Short exercise:
Find the lines that hold the word "color" and return them.

(Source records)
____

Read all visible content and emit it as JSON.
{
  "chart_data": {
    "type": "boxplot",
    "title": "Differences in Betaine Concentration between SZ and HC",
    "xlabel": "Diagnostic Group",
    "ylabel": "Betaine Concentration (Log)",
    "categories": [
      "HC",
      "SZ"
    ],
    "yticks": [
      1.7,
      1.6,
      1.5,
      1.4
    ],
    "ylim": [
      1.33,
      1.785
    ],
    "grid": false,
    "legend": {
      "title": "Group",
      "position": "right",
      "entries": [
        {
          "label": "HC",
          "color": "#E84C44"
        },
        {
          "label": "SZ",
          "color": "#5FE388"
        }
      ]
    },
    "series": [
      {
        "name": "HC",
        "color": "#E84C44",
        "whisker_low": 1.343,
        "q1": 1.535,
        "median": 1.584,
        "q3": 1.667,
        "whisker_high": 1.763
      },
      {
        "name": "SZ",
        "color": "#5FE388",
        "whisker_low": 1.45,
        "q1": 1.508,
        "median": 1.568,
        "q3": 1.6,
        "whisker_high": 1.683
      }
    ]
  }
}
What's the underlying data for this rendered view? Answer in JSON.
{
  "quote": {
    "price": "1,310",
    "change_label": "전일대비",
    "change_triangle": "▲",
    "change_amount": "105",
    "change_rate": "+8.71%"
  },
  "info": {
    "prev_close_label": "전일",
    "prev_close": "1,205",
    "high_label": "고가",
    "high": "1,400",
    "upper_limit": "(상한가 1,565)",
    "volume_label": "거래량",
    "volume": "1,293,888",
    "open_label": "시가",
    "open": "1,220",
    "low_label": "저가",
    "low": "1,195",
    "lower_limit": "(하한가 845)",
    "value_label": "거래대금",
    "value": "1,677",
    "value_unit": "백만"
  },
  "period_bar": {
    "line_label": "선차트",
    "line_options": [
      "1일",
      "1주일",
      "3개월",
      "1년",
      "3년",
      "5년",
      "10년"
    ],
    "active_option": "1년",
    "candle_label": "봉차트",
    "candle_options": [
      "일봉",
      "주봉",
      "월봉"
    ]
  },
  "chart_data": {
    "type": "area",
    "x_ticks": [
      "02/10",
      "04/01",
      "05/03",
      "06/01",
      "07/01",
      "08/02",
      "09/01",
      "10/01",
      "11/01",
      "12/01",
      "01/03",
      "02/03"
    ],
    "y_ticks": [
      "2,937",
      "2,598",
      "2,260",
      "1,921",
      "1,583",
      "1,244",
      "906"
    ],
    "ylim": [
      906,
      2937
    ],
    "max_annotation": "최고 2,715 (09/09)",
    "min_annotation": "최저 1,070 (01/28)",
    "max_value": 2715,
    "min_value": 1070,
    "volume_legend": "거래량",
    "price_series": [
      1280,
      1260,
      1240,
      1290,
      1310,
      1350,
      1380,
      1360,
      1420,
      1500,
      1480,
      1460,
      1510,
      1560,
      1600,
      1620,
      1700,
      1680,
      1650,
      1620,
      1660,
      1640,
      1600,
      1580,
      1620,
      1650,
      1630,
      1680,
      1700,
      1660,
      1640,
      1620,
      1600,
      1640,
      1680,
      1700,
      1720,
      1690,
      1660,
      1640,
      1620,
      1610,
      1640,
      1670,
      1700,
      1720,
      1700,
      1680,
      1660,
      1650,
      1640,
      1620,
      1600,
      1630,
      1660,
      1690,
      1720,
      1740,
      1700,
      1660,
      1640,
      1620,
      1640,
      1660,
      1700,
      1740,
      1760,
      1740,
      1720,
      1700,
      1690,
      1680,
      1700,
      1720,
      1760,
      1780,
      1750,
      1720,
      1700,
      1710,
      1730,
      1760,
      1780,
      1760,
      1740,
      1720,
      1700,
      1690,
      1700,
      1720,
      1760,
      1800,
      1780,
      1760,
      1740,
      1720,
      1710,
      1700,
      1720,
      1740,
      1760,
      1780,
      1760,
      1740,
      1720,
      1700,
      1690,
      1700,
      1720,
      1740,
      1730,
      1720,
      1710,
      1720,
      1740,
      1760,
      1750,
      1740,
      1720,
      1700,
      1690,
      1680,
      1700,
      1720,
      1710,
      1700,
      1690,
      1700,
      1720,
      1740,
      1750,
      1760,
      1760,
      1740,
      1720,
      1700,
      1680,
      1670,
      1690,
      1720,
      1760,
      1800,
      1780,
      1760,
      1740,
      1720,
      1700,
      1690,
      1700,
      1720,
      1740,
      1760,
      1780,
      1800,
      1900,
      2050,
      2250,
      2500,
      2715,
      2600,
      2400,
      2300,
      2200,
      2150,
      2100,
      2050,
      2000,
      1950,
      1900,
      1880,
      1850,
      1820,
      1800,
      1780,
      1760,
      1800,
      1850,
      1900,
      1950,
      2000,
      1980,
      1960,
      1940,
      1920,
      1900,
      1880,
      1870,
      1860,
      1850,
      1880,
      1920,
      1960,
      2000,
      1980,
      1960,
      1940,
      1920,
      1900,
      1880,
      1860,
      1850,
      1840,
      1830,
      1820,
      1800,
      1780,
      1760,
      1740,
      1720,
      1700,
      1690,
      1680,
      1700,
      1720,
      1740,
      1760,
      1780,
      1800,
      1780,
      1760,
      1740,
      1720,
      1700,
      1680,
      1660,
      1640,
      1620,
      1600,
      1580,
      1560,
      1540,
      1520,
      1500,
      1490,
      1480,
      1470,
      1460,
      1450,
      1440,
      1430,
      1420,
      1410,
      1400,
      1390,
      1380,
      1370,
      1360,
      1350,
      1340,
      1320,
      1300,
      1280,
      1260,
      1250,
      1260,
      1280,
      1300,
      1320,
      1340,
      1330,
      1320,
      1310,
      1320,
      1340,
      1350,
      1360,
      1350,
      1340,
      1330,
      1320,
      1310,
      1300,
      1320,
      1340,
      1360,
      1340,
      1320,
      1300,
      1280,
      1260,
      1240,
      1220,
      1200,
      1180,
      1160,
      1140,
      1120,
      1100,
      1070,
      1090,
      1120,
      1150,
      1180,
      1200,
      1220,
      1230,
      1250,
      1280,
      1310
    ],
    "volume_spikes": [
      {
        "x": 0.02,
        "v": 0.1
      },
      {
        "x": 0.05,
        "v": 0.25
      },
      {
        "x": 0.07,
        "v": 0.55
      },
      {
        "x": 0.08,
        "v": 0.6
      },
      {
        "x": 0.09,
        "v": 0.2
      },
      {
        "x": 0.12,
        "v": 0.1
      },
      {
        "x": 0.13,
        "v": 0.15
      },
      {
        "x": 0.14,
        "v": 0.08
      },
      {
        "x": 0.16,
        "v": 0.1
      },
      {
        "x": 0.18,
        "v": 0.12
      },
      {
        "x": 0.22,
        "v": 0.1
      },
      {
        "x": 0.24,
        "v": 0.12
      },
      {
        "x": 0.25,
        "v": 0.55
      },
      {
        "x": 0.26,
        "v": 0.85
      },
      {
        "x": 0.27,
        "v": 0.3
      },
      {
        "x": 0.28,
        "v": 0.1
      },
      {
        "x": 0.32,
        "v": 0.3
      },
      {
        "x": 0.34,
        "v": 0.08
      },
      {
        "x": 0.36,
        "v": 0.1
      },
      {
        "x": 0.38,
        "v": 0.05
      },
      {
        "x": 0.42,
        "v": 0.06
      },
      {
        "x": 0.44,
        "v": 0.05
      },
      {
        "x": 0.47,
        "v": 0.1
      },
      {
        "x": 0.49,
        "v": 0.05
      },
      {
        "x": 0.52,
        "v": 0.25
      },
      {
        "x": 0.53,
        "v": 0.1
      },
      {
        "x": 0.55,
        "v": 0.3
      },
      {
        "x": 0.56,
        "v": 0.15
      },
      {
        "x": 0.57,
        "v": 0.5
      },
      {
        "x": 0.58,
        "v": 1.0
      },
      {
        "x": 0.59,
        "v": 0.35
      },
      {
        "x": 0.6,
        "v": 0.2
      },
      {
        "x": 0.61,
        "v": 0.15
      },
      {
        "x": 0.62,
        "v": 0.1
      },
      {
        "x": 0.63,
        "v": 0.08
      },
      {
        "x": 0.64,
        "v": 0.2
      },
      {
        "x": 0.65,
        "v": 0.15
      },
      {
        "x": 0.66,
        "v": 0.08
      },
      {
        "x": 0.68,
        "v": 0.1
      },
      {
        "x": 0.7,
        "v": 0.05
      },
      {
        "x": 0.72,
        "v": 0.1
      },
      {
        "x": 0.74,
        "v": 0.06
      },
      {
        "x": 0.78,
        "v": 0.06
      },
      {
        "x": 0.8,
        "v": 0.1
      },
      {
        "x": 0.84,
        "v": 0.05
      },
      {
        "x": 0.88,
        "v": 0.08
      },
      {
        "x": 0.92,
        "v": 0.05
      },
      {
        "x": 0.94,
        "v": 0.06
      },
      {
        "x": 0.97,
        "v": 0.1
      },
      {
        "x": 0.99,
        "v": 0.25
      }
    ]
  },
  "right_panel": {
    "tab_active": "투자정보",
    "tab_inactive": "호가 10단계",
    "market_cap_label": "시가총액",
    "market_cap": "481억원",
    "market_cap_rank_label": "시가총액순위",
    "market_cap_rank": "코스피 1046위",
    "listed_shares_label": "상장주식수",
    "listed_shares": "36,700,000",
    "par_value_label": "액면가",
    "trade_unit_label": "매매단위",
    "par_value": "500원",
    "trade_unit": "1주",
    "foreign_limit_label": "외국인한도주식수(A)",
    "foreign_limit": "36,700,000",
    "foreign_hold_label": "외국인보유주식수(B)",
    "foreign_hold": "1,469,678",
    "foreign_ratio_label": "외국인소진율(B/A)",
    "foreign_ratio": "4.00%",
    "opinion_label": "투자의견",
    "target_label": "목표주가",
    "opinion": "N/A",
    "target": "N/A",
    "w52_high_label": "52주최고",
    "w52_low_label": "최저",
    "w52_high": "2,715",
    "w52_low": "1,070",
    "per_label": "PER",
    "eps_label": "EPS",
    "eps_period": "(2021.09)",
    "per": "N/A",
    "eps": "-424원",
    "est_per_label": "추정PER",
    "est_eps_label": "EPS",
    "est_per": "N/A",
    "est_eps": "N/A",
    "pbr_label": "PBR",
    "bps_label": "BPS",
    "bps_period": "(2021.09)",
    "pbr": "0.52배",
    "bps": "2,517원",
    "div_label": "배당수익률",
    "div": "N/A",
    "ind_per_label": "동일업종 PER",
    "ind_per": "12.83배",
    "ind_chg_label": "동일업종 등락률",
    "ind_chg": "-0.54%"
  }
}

____

Answer:
          "color": "#E84C44"
          "color": "#5FE388"
        "color": "#E84C44",
        "color": "#5FE388",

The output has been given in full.